-- Task --
Each entry should be set down exactly as written, except for any picture it holds.

(Material for the task)

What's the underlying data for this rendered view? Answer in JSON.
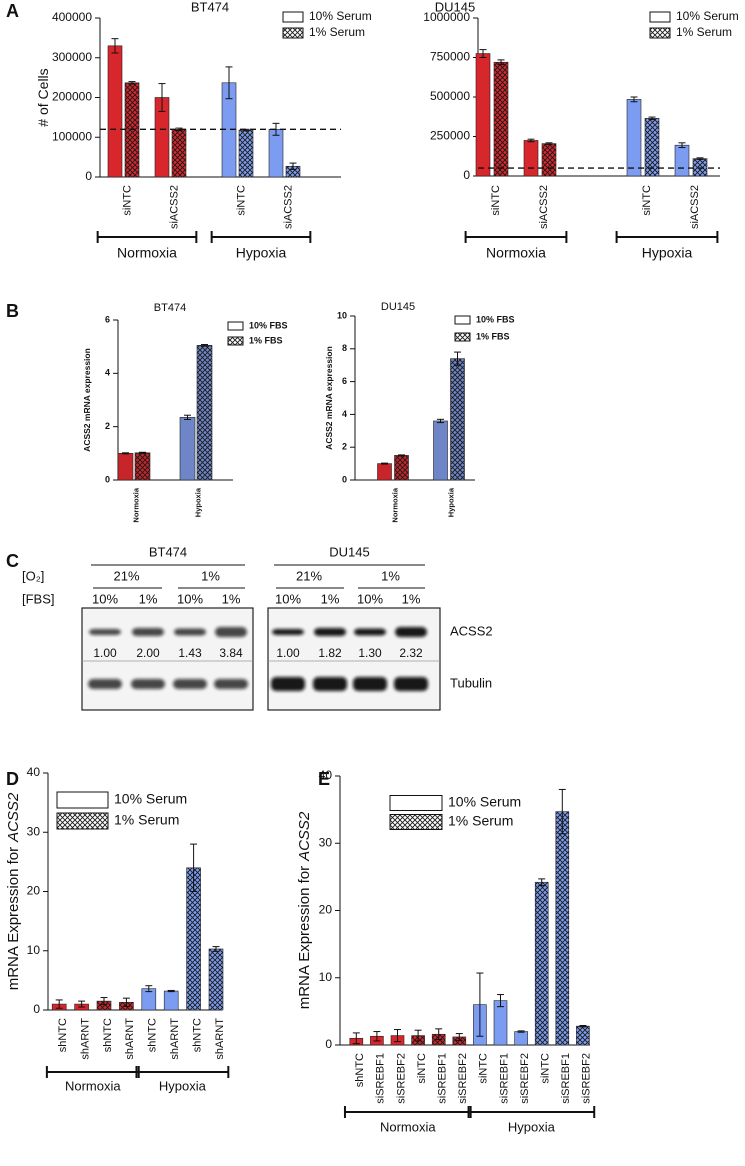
{
  "panel_labels": [
    "A",
    "B",
    "C",
    "D",
    "E"
  ],
  "chart_data": [
    {
      "type": "bar",
      "title": "BT474",
      "ylabel": "# of Cells",
      "categories": [
        "siNTC",
        "siACSS2",
        "siNTC",
        "siACSS2"
      ],
      "groups": [
        {
          "name": "Normoxia",
          "color": "#d7262c",
          "size": 2
        },
        {
          "name": "Hypoxia",
          "color": "#7b9cf0",
          "size": 2
        }
      ],
      "series": [
        {
          "name": "10% Serum",
          "pattern": "solid",
          "values": [
            330000,
            200000,
            237000,
            120000
          ],
          "errors": [
            18000,
            35000,
            40000,
            15000
          ]
        },
        {
          "name": "1% Serum",
          "pattern": "crosshatch",
          "values": [
            237000,
            120000,
            118000,
            27000
          ],
          "errors": [
            3000,
            3000,
            2000,
            8000
          ]
        }
      ],
      "ylim": [
        0,
        400000
      ],
      "yticks": [
        0,
        100000,
        200000,
        300000,
        400000
      ],
      "reference_line": 120000
    },
    {
      "type": "bar",
      "title": "DU145",
      "categories": [
        "siNTC",
        "siACSS2",
        "siNTC",
        "siACSS2"
      ],
      "groups": [
        {
          "name": "Normoxia",
          "color": "#d7262c",
          "size": 2
        },
        {
          "name": "Hypoxia",
          "color": "#7b9cf0",
          "size": 2
        }
      ],
      "series": [
        {
          "name": "10% Serum",
          "pattern": "solid",
          "values": [
            775000,
            225000,
            485000,
            195000
          ],
          "errors": [
            25000,
            8000,
            15000,
            15000
          ]
        },
        {
          "name": "1% Serum",
          "pattern": "crosshatch",
          "values": [
            720000,
            205000,
            365000,
            110000
          ],
          "errors": [
            15000,
            5000,
            8000,
            5000
          ]
        }
      ],
      "ylim": [
        0,
        1000000
      ],
      "yticks": [
        0,
        250000,
        500000,
        750000,
        1000000
      ],
      "reference_line": 50000
    },
    {
      "type": "bar",
      "title": "BT474",
      "ylabel": "ACSS2 mRNA expression",
      "categories": [
        "Normoxia",
        "Hypoxia"
      ],
      "colors": [
        "#c8252b",
        "#6e86c8"
      ],
      "series": [
        {
          "name": "10% FBS",
          "pattern": "solid",
          "values": [
            1.0,
            2.35
          ],
          "errors": [
            0.02,
            0.08
          ]
        },
        {
          "name": "1% FBS",
          "pattern": "crosshatch",
          "values": [
            1.02,
            5.05
          ],
          "errors": [
            0.02,
            0.03
          ]
        }
      ],
      "ylim": [
        0,
        6
      ],
      "yticks": [
        0,
        2,
        4,
        6
      ]
    },
    {
      "type": "bar",
      "title": "DU145",
      "ylabel": "ACSS2 mRNA expression",
      "categories": [
        "Normoxia",
        "Hypoxia"
      ],
      "colors": [
        "#c8252b",
        "#6e86c8"
      ],
      "series": [
        {
          "name": "10% FBS",
          "pattern": "solid",
          "values": [
            1.0,
            3.6
          ],
          "errors": [
            0.03,
            0.1
          ]
        },
        {
          "name": "1% FBS",
          "pattern": "crosshatch",
          "values": [
            1.5,
            7.4
          ],
          "errors": [
            0.03,
            0.4
          ]
        }
      ],
      "ylim": [
        0,
        10
      ],
      "yticks": [
        0,
        2,
        4,
        6,
        8,
        10
      ]
    },
    {
      "type": "bar",
      "ylabel": "mRNA Expression for",
      "ylabel_italic": "ACSS2",
      "categories": [
        "shNTC",
        "shARNT",
        "shNTC",
        "shARNT",
        "shNTC",
        "shARNT",
        "shNTC",
        "shARNT"
      ],
      "groups": [
        {
          "name": "Normoxia",
          "color": "#d7262c",
          "size": 4
        },
        {
          "name": "Hypoxia",
          "color": "#7b9cf0",
          "size": 4
        }
      ],
      "series": [
        {
          "name": "10% Serum",
          "pattern": "solid",
          "values": [
            1.0,
            1.0,
            null,
            null,
            3.6,
            3.2,
            null,
            null
          ],
          "errors": [
            0.7,
            0.5,
            null,
            null,
            0.5,
            0.1,
            null,
            null
          ]
        },
        {
          "name": "1% Serum",
          "pattern": "crosshatch",
          "values": [
            null,
            null,
            1.5,
            1.3,
            null,
            null,
            24.0,
            10.3
          ],
          "errors": [
            null,
            null,
            0.6,
            0.7,
            null,
            null,
            4.0,
            0.4
          ]
        }
      ],
      "ylim": [
        0,
        40
      ],
      "yticks": [
        0,
        10,
        20,
        30,
        40
      ]
    },
    {
      "type": "bar",
      "ylabel": "mRNA Expression for",
      "ylabel_italic": "ACSS2",
      "categories": [
        "shNTC",
        "siSREBF1",
        "siSREBF2",
        "siNTC",
        "siSREBF1",
        "siSREBF2",
        "siNTC",
        "siSREBF1",
        "siSREBF2",
        "siNTC",
        "siSREBF1",
        "siSREBF2"
      ],
      "groups": [
        {
          "name": "Normoxia",
          "color": "#d7262c",
          "size": 6
        },
        {
          "name": "Hypoxia",
          "color": "#7b9cf0",
          "size": 6
        }
      ],
      "series": [
        {
          "name": "10% Serum",
          "pattern": "solid",
          "values": [
            1.0,
            1.3,
            1.4,
            null,
            null,
            null,
            6.0,
            6.6,
            2.0,
            null,
            null,
            null
          ],
          "errors": [
            0.8,
            0.7,
            0.9,
            null,
            null,
            null,
            4.7,
            0.9,
            0.1,
            null,
            null,
            null
          ]
        },
        {
          "name": "1% Serum",
          "pattern": "crosshatch",
          "values": [
            null,
            null,
            null,
            1.4,
            1.6,
            1.2,
            null,
            null,
            null,
            24.2,
            34.7,
            2.8
          ],
          "errors": [
            null,
            null,
            null,
            0.8,
            0.8,
            0.5,
            null,
            null,
            null,
            0.5,
            3.3,
            0.1
          ]
        }
      ],
      "ylim": [
        0,
        40
      ],
      "yticks": [
        0,
        10,
        20,
        30,
        40
      ]
    }
  ],
  "blot": {
    "o2_label": "[O₂]",
    "fbs_label": "[FBS]",
    "proteins": [
      "ACSS2",
      "Tubulin"
    ],
    "panels": [
      {
        "cell_line": "BT474",
        "o2": [
          "21%",
          "1%"
        ],
        "fbs": [
          "10%",
          "1%",
          "10%",
          "1%"
        ],
        "quantification": [
          "1.00",
          "2.00",
          "1.43",
          "3.84"
        ]
      },
      {
        "cell_line": "DU145",
        "o2": [
          "21%",
          "1%"
        ],
        "fbs": [
          "10%",
          "1%",
          "10%",
          "1%"
        ],
        "quantification": [
          "1.00",
          "1.82",
          "1.30",
          "2.32"
        ]
      }
    ]
  }
}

(End Material for the task)

-- Task response --
What's the underlying data for this rendered view? Answer in JSON.
{
  "panel_labels": [
    "A",
    "B",
    "C",
    "D",
    "E"
  ],
  "chart_data": [
    {
      "type": "bar",
      "title": "BT474",
      "ylabel": "# of Cells",
      "categories": [
        "siNTC",
        "siACSS2",
        "siNTC",
        "siACSS2"
      ],
      "groups": [
        {
          "name": "Normoxia",
          "color": "#d7262c",
          "size": 2
        },
        {
          "name": "Hypoxia",
          "color": "#7b9cf0",
          "size": 2
        }
      ],
      "series": [
        {
          "name": "10% Serum",
          "pattern": "solid",
          "values": [
            330000,
            200000,
            237000,
            120000
          ],
          "errors": [
            18000,
            35000,
            40000,
            15000
          ]
        },
        {
          "name": "1% Serum",
          "pattern": "crosshatch",
          "values": [
            237000,
            120000,
            118000,
            27000
          ],
          "errors": [
            3000,
            3000,
            2000,
            8000
          ]
        }
      ],
      "ylim": [
        0,
        400000
      ],
      "yticks": [
        0,
        100000,
        200000,
        300000,
        400000
      ],
      "reference_line": 120000
    },
    {
      "type": "bar",
      "title": "DU145",
      "categories": [
        "siNTC",
        "siACSS2",
        "siNTC",
        "siACSS2"
      ],
      "groups": [
        {
          "name": "Normoxia",
          "color": "#d7262c",
          "size": 2
        },
        {
          "name": "Hypoxia",
          "color": "#7b9cf0",
          "size": 2
        }
      ],
      "series": [
        {
          "name": "10% Serum",
          "pattern": "solid",
          "values": [
            775000,
            225000,
            485000,
            195000
          ],
          "errors": [
            25000,
            8000,
            15000,
            15000
          ]
        },
        {
          "name": "1% Serum",
          "pattern": "crosshatch",
          "values": [
            720000,
            205000,
            365000,
            110000
          ],
          "errors": [
            15000,
            5000,
            8000,
            5000
          ]
        }
      ],
      "ylim": [
        0,
        1000000
      ],
      "yticks": [
        0,
        250000,
        500000,
        750000,
        1000000
      ],
      "reference_line": 50000
    },
    {
      "type": "bar",
      "title": "BT474",
      "ylabel": "ACSS2 mRNA expression",
      "categories": [
        "Normoxia",
        "Hypoxia"
      ],
      "colors": [
        "#c8252b",
        "#6e86c8"
      ],
      "series": [
        {
          "name": "10% FBS",
          "pattern": "solid",
          "values": [
            1.0,
            2.35
          ],
          "errors": [
            0.02,
            0.08
          ]
        },
        {
          "name": "1% FBS",
          "pattern": "crosshatch",
          "values": [
            1.02,
            5.05
          ],
          "errors": [
            0.02,
            0.03
          ]
        }
      ],
      "ylim": [
        0,
        6
      ],
      "yticks": [
        0,
        2,
        4,
        6
      ]
    },
    {
      "type": "bar",
      "title": "DU145",
      "ylabel": "ACSS2 mRNA expression",
      "categories": [
        "Normoxia",
        "Hypoxia"
      ],
      "colors": [
        "#c8252b",
        "#6e86c8"
      ],
      "series": [
        {
          "name": "10% FBS",
          "pattern": "solid",
          "values": [
            1.0,
            3.6
          ],
          "errors": [
            0.03,
            0.1
          ]
        },
        {
          "name": "1% FBS",
          "pattern": "crosshatch",
          "values": [
            1.5,
            7.4
          ],
          "errors": [
            0.03,
            0.4
          ]
        }
      ],
      "ylim": [
        0,
        10
      ],
      "yticks": [
        0,
        2,
        4,
        6,
        8,
        10
      ]
    },
    {
      "type": "bar",
      "ylabel": "mRNA Expression for",
      "ylabel_italic": "ACSS2",
      "categories": [
        "shNTC",
        "shARNT",
        "shNTC",
        "shARNT",
        "shNTC",
        "shARNT",
        "shNTC",
        "shARNT"
      ],
      "groups": [
        {
          "name": "Normoxia",
          "color": "#d7262c",
          "size": 4
        },
        {
          "name": "Hypoxia",
          "color": "#7b9cf0",
          "size": 4
        }
      ],
      "series": [
        {
          "name": "10% Serum",
          "pattern": "solid",
          "values": [
            1.0,
            1.0,
            null,
            null,
            3.6,
            3.2,
            null,
            null
          ],
          "errors": [
            0.7,
            0.5,
            null,
            null,
            0.5,
            0.1,
            null,
            null
          ]
        },
        {
          "name": "1% Serum",
          "pattern": "crosshatch",
          "values": [
            null,
            null,
            1.5,
            1.3,
            null,
            null,
            24.0,
            10.3
          ],
          "errors": [
            null,
            null,
            0.6,
            0.7,
            null,
            null,
            4.0,
            0.4
          ]
        }
      ],
      "ylim": [
        0,
        40
      ],
      "yticks": [
        0,
        10,
        20,
        30,
        40
      ]
    },
    {
      "type": "bar",
      "ylabel": "mRNA Expression for",
      "ylabel_italic": "ACSS2",
      "categories": [
        "shNTC",
        "siSREBF1",
        "siSREBF2",
        "siNTC",
        "siSREBF1",
        "siSREBF2",
        "siNTC",
        "siSREBF1",
        "siSREBF2",
        "siNTC",
        "siSREBF1",
        "siSREBF2"
      ],
      "groups": [
        {
          "name": "Normoxia",
          "color": "#d7262c",
          "size": 6
        },
        {
          "name": "Hypoxia",
          "color": "#7b9cf0",
          "size": 6
        }
      ],
      "series": [
        {
          "name": "10% Serum",
          "pattern": "solid",
          "values": [
            1.0,
            1.3,
            1.4,
            null,
            null,
            null,
            6.0,
            6.6,
            2.0,
            null,
            null,
            null
          ],
          "errors": [
            0.8,
            0.7,
            0.9,
            null,
            null,
            null,
            4.7,
            0.9,
            0.1,
            null,
            null,
            null
          ]
        },
        {
          "name": "1% Serum",
          "pattern": "crosshatch",
          "values": [
            null,
            null,
            null,
            1.4,
            1.6,
            1.2,
            null,
            null,
            null,
            24.2,
            34.7,
            2.8
          ],
          "errors": [
            null,
            null,
            null,
            0.8,
            0.8,
            0.5,
            null,
            null,
            null,
            0.5,
            3.3,
            0.1
          ]
        }
      ],
      "ylim": [
        0,
        40
      ],
      "yticks": [
        0,
        10,
        20,
        30,
        40
      ]
    }
  ],
  "blot": {
    "o2_label": "[O₂]",
    "fbs_label": "[FBS]",
    "proteins": [
      "ACSS2",
      "Tubulin"
    ],
    "panels": [
      {
        "cell_line": "BT474",
        "o2": [
          "21%",
          "1%"
        ],
        "fbs": [
          "10%",
          "1%",
          "10%",
          "1%"
        ],
        "quantification": [
          "1.00",
          "2.00",
          "1.43",
          "3.84"
        ]
      },
      {
        "cell_line": "DU145",
        "o2": [
          "21%",
          "1%"
        ],
        "fbs": [
          "10%",
          "1%",
          "10%",
          "1%"
        ],
        "quantification": [
          "1.00",
          "1.82",
          "1.30",
          "2.32"
        ]
      }
    ]
  }
}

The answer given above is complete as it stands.